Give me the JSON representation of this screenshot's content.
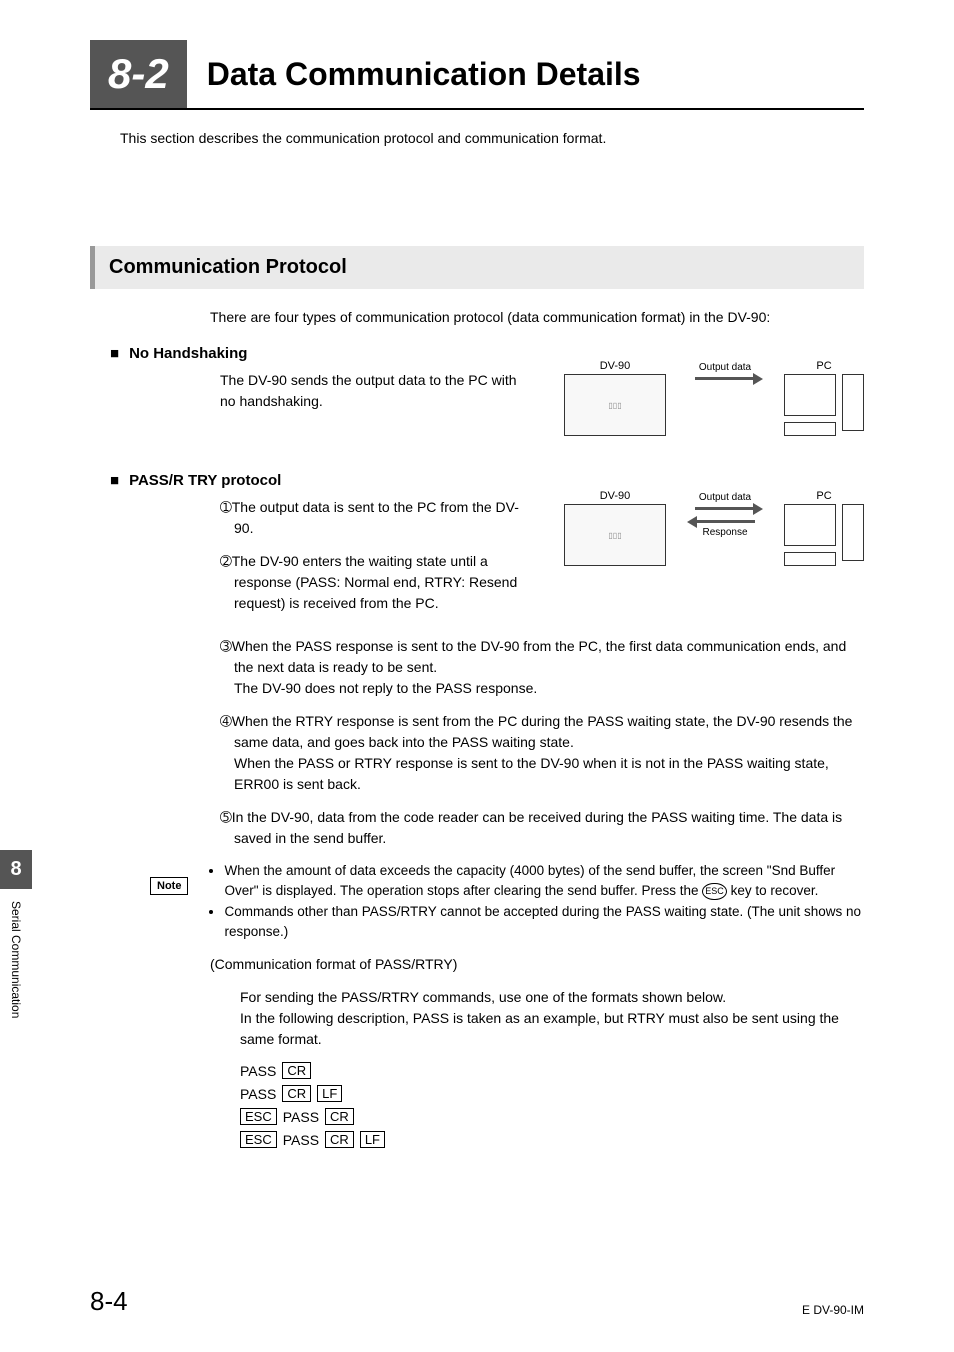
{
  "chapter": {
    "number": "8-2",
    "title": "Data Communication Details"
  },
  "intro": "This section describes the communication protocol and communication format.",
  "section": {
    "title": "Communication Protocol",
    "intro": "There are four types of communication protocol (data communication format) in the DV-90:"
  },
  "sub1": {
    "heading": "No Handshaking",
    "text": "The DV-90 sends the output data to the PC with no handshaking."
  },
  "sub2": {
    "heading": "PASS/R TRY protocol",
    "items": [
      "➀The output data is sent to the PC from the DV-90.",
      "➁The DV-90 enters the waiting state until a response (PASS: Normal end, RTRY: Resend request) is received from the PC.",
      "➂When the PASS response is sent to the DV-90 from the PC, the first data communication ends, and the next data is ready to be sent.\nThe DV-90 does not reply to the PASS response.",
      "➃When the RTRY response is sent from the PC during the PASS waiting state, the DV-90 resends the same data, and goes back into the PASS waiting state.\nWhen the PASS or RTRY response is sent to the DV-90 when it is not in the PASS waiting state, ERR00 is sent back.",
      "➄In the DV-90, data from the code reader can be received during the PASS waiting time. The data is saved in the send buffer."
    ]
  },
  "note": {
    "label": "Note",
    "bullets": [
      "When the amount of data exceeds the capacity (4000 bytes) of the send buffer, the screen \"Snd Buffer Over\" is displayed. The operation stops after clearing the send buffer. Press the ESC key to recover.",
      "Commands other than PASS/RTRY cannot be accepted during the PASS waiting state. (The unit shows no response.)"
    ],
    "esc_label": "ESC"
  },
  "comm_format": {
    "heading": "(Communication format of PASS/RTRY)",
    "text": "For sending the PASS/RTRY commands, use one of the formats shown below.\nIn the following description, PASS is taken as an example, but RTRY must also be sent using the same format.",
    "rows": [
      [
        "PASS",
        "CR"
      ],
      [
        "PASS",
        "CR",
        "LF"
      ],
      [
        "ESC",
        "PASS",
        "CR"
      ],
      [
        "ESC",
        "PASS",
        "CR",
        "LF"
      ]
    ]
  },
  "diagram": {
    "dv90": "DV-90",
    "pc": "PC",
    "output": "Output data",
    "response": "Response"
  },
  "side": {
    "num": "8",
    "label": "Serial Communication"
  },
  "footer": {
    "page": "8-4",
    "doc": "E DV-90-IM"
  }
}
◇ ◇ ◇ ◇ ◇
TASK INSTRUCTIONS:
Go through the records. Copy each line where "response" appears.

EXPECTED ANSWER:
      "➁The DV-90 enters the waiting state until a response (PASS: Normal end, RTRY: Resend request) is received from the PC.",
      "➂When the PASS response is sent to the DV-90 from the PC, the first data communication ends, and the next data is ready to be sent.\nThe DV-90 does not reply to the PASS response.",
      "➃When the RTRY response is sent from the PC during the PASS waiting state, the DV-90 resends the same data, and goes back into the PASS waiting state.\nWhen the PASS or RTRY response is sent to the DV-90 when it is not in the PASS waiting state, ERR00 is sent back.",
      "Commands other than PASS/RTRY cannot be accepted during the PASS waiting state. (The unit shows no response.)"
    "response": "Response"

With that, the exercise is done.